- _EXERCISE REQUIREMENTS_:
Transcribe the records in full, keeping every character as it is.

Extracted data entries:
-=-=-

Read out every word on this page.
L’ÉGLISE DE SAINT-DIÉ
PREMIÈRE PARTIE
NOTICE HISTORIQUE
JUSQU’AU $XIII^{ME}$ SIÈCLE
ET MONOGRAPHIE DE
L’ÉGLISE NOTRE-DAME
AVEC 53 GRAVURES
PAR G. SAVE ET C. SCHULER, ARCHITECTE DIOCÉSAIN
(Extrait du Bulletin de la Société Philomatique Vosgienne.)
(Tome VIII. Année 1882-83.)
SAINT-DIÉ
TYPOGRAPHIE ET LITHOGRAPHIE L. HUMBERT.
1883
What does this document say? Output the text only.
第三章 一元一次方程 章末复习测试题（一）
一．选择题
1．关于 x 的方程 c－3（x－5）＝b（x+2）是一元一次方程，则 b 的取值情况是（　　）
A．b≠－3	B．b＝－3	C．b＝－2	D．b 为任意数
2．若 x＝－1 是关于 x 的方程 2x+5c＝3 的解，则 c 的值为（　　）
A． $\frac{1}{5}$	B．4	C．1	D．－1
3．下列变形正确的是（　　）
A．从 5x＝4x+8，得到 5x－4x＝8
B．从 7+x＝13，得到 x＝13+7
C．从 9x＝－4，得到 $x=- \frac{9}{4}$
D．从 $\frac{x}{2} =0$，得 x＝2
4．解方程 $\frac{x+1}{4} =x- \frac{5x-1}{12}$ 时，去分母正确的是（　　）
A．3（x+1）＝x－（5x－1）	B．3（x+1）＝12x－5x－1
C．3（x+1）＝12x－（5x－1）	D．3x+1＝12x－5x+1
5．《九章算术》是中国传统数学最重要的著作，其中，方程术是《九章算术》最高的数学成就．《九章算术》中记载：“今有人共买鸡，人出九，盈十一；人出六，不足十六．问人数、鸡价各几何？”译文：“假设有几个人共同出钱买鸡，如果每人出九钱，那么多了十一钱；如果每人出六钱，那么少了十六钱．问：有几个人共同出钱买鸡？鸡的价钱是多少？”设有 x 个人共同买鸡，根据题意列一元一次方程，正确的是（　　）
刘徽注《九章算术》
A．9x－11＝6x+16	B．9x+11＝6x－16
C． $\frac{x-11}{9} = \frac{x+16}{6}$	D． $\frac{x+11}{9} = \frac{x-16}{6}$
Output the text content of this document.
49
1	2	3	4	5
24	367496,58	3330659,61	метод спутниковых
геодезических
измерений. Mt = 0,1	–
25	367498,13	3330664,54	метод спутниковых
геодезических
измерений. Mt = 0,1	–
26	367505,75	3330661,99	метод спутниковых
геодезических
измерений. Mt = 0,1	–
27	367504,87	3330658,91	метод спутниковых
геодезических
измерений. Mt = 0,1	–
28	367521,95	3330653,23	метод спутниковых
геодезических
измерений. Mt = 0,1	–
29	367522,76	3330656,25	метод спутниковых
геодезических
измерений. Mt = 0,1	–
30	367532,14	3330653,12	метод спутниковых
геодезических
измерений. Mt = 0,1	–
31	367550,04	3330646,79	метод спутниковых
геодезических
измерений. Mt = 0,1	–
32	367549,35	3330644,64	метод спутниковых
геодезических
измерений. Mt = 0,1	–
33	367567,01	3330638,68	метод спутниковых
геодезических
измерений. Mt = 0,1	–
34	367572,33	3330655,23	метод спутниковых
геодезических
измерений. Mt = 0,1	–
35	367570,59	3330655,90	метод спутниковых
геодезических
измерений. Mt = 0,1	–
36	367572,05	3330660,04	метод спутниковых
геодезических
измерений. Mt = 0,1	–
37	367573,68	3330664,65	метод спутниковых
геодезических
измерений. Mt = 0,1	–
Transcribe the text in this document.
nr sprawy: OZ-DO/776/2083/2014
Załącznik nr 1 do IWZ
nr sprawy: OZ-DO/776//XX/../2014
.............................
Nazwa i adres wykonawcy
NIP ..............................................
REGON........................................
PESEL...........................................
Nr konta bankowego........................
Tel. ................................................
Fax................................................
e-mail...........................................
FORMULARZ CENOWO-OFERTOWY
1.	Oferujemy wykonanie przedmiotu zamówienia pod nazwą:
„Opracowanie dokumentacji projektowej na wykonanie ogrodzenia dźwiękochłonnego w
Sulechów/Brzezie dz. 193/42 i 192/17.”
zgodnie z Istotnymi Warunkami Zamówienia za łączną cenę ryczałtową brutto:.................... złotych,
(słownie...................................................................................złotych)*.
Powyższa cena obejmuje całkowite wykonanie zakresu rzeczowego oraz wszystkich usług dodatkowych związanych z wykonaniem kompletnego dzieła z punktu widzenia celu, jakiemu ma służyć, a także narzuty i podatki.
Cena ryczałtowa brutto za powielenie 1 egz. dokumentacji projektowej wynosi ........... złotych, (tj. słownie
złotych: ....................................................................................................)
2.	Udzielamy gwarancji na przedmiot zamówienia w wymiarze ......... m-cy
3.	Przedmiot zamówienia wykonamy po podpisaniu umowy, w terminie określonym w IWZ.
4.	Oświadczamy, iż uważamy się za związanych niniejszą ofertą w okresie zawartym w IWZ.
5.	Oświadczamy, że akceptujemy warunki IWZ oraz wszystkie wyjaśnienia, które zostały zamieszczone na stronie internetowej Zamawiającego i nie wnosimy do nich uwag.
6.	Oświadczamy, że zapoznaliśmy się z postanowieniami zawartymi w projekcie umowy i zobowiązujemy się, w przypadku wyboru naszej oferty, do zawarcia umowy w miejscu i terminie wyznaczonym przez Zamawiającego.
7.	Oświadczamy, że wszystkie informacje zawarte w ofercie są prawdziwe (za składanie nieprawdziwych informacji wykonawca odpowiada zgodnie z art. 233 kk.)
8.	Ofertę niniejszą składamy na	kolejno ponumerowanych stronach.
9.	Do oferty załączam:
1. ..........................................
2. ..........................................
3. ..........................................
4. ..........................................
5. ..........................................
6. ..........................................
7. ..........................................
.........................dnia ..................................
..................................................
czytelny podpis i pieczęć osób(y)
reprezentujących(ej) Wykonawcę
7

-=-=-

- _IN RESPONSE_:
Read out every word on this page.
L’ÉGLISE DE SAINT-DIÉ
PREMIÈRE PARTIE
NOTICE HISTORIQUE
JUSQU’AU $XIII^{ME}$ SIÈCLE
ET MONOGRAPHIE DE
L’ÉGLISE NOTRE-DAME
AVEC 53 GRAVURES
PAR G. SAVE ET C. SCHULER, ARCHITECTE DIOCÉSAIN
(Extrait du Bulletin de la Société Philomatique Vosgienne.)
(Tome VIII. Année 1882-83.)
SAINT-DIÉ
TYPOGRAPHIE ET LITHOGRAPHIE L. HUMBERT.
1883
What does this document say? Output the text only.
第三章 一元一次方程 章末复习测试题（一）
一．选择题
1．关于 x 的方程 c－3（x－5）＝b（x+2）是一元一次方程，则 b 的取值情况是（　　）
A．b≠－3	B．b＝－3	C．b＝－2	D．b 为任意数
2．若 x＝－1 是关于 x 的方程 2x+5c＝3 的解，则 c 的值为（　　）
A． $\frac{1}{5}$	B．4	C．1	D．－1
3．下列变形正确的是（　　）
A．从 5x＝4x+8，得到 5x－4x＝8
B．从 7+x＝13，得到 x＝13+7
C．从 9x＝－4，得到 $x=- \frac{9}{4}$
D．从 $\frac{x}{2} =0$，得 x＝2
4．解方程 $\frac{x+1}{4} =x- \frac{5x-1}{12}$ 时，去分母正确的是（　　）
A．3（x+1）＝x－（5x－1）	B．3（x+1）＝12x－5x－1
C．3（x+1）＝12x－（5x－1）	D．3x+1＝12x－5x+1
5．《九章算术》是中国传统数学最重要的著作，其中，方程术是《九章算术》最高的数学成就．《九章算术》中记载：“今有人共买鸡，人出九，盈十一；人出六，不足十六．问人数、鸡价各几何？”译文：“假设有几个人共同出钱买鸡，如果每人出九钱，那么多了十一钱；如果每人出六钱，那么少了十六钱．问：有几个人共同出钱买鸡？鸡的价钱是多少？”设有 x 个人共同买鸡，根据题意列一元一次方程，正确的是（　　）
刘徽注《九章算术》
A．9x－11＝6x+16	B．9x+11＝6x－16
C． $\frac{x-11}{9} = \frac{x+16}{6}$	D． $\frac{x+11}{9} = \frac{x-16}{6}$
Output the text content of this document.
49
1	2	3	4	5
24	367496,58	3330659,61	метод спутниковых
геодезических
измерений. Mt = 0,1	–
25	367498,13	3330664,54	метод спутниковых
геодезических
измерений. Mt = 0,1	–
26	367505,75	3330661,99	метод спутниковых
геодезических
измерений. Mt = 0,1	–
27	367504,87	3330658,91	метод спутниковых
геодезических
измерений. Mt = 0,1	–
28	367521,95	3330653,23	метод спутниковых
геодезических
измерений. Mt = 0,1	–
29	367522,76	3330656,25	метод спутниковых
геодезических
измерений. Mt = 0,1	–
30	367532,14	3330653,12	метод спутниковых
геодезических
измерений. Mt = 0,1	–
31	367550,04	3330646,79	метод спутниковых
геодезических
измерений. Mt = 0,1	–
32	367549,35	3330644,64	метод спутниковых
геодезических
измерений. Mt = 0,1	–
33	367567,01	3330638,68	метод спутниковых
геодезических
измерений. Mt = 0,1	–
34	367572,33	3330655,23	метод спутниковых
геодезических
измерений. Mt = 0,1	–
35	367570,59	3330655,90	метод спутниковых
геодезических
измерений. Mt = 0,1	–
36	367572,05	3330660,04	метод спутниковых
геодезических
измерений. Mt = 0,1	–
37	367573,68	3330664,65	метод спутниковых
геодезических
измерений. Mt = 0,1	–
Transcribe the text in this document.
nr sprawy: OZ-DO/776/2083/2014
Załącznik nr 1 do IWZ
nr sprawy: OZ-DO/776//XX/../2014
.............................
Nazwa i adres wykonawcy
NIP ..............................................
REGON........................................
PESEL...........................................
Nr konta bankowego........................
Tel. ................................................
Fax................................................
e-mail...........................................
FORMULARZ CENOWO-OFERTOWY
1.	Oferujemy wykonanie przedmiotu zamówienia pod nazwą:
„Opracowanie dokumentacji projektowej na wykonanie ogrodzenia dźwiękochłonnego w
Sulechów/Brzezie dz. 193/42 i 192/17.”
zgodnie z Istotnymi Warunkami Zamówienia za łączną cenę ryczałtową brutto:.................... złotych,
(słownie...................................................................................złotych)*.
Powyższa cena obejmuje całkowite wykonanie zakresu rzeczowego oraz wszystkich usług dodatkowych związanych z wykonaniem kompletnego dzieła z punktu widzenia celu, jakiemu ma służyć, a także narzuty i podatki.
Cena ryczałtowa brutto za powielenie 1 egz. dokumentacji projektowej wynosi ........... złotych, (tj. słownie
złotych: ....................................................................................................)
2.	Udzielamy gwarancji na przedmiot zamówienia w wymiarze ......... m-cy
3.	Przedmiot zamówienia wykonamy po podpisaniu umowy, w terminie określonym w IWZ.
4.	Oświadczamy, iż uważamy się za związanych niniejszą ofertą w okresie zawartym w IWZ.
5.	Oświadczamy, że akceptujemy warunki IWZ oraz wszystkie wyjaśnienia, które zostały zamieszczone na stronie internetowej Zamawiającego i nie wnosimy do nich uwag.
6.	Oświadczamy, że zapoznaliśmy się z postanowieniami zawartymi w projekcie umowy i zobowiązujemy się, w przypadku wyboru naszej oferty, do zawarcia umowy w miejscu i terminie wyznaczonym przez Zamawiającego.
7.	Oświadczamy, że wszystkie informacje zawarte w ofercie są prawdziwe (za składanie nieprawdziwych informacji wykonawca odpowiada zgodnie z art. 233 kk.)
8.	Ofertę niniejszą składamy na	kolejno ponumerowanych stronach.
9.	Do oferty załączam:
1. ..........................................
2. ..........................................
3. ..........................................
4. ..........................................
5. ..........................................
6. ..........................................
7. ..........................................
.........................dnia ..................................
..................................................
czytelny podpis i pieczęć osób(y)
reprezentujących(ej) Wykonawcę
7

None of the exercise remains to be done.